start

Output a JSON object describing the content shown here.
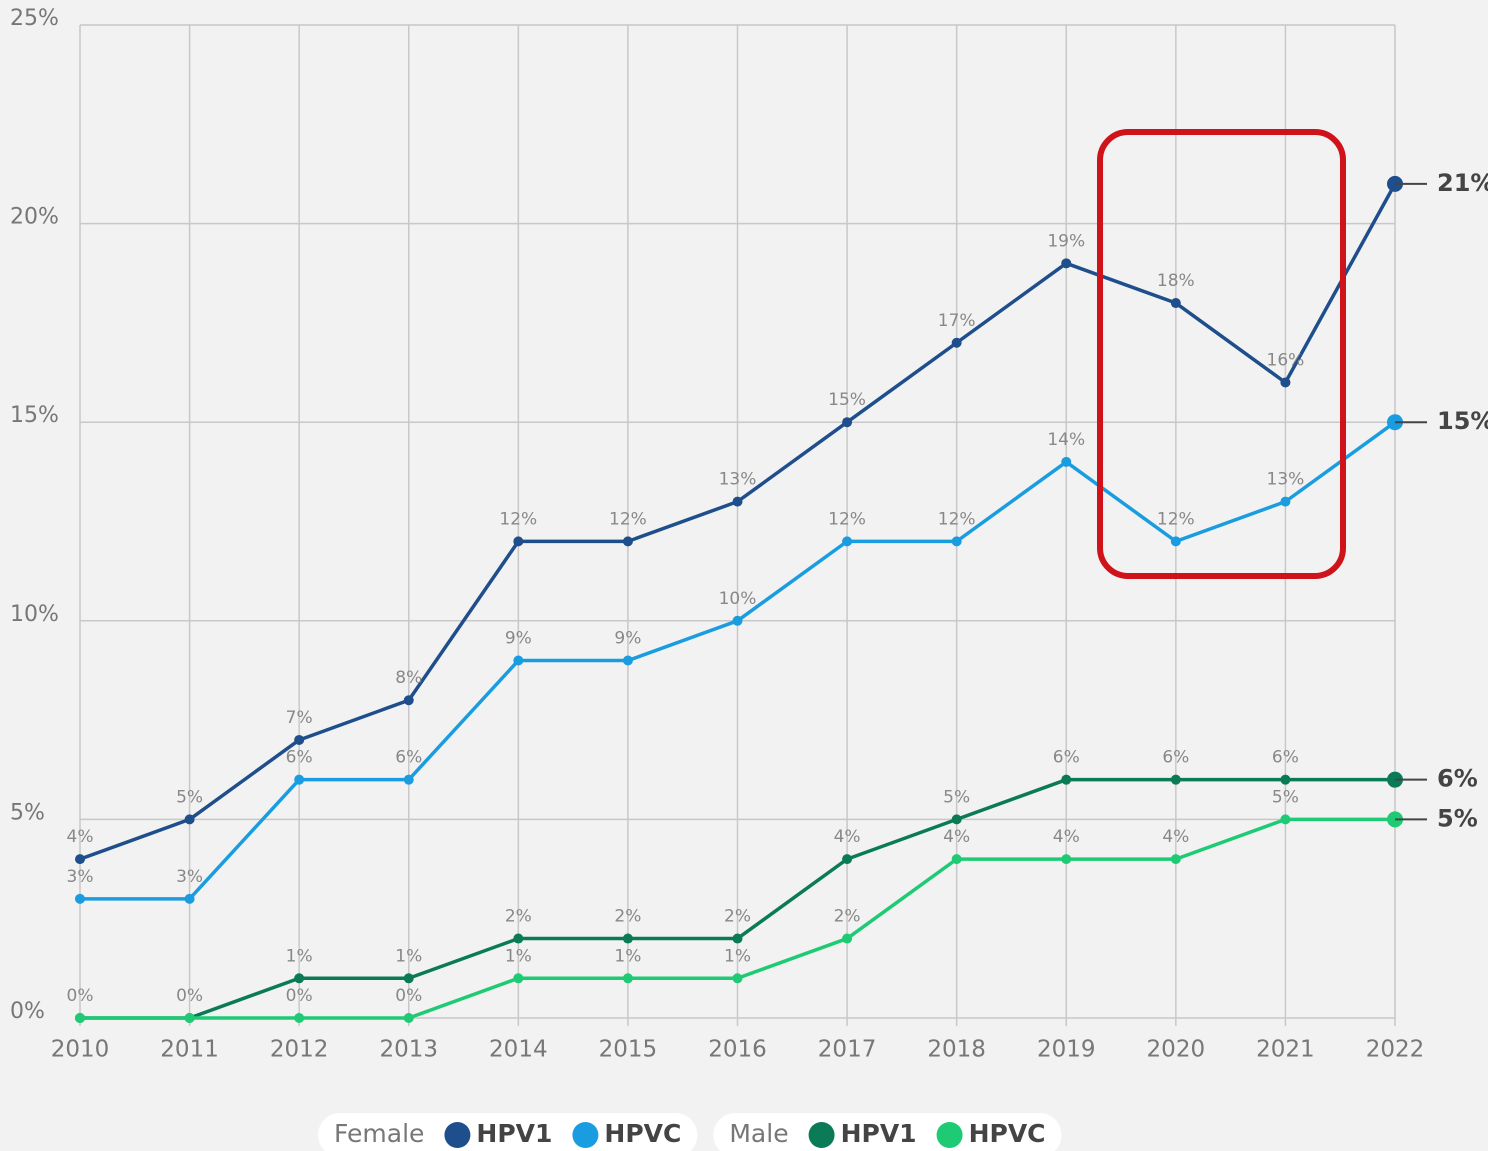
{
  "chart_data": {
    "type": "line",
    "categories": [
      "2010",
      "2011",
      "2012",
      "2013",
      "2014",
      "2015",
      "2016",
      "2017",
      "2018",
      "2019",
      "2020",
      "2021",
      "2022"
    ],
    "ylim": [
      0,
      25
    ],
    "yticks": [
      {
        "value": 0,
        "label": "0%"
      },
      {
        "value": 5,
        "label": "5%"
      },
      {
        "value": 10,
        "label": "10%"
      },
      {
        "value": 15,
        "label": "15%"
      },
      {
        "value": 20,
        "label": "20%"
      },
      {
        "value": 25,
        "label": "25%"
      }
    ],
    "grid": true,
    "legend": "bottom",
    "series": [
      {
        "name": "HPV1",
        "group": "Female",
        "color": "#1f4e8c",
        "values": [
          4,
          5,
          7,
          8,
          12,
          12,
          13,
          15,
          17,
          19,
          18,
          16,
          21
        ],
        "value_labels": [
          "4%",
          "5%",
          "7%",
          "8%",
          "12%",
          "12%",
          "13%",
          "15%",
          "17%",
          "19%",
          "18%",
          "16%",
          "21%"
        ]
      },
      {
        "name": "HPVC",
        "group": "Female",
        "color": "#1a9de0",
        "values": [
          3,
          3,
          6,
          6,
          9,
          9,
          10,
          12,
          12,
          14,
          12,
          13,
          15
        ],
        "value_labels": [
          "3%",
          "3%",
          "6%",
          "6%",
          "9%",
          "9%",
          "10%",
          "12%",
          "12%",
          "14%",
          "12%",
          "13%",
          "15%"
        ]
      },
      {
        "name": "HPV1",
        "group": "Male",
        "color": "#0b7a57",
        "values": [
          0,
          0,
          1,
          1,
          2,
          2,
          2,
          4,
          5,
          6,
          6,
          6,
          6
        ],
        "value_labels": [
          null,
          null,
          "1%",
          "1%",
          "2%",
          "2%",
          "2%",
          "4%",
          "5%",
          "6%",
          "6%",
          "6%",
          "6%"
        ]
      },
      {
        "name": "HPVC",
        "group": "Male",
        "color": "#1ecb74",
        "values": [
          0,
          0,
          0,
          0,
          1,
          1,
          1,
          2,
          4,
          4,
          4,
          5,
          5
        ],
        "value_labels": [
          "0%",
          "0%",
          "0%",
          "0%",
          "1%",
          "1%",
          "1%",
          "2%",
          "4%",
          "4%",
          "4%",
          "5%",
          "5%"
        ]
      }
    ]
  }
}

end

What to work on »
Check each line above for the string "color" and report how many lines have it, giving only the number.

Response to the exercise »
4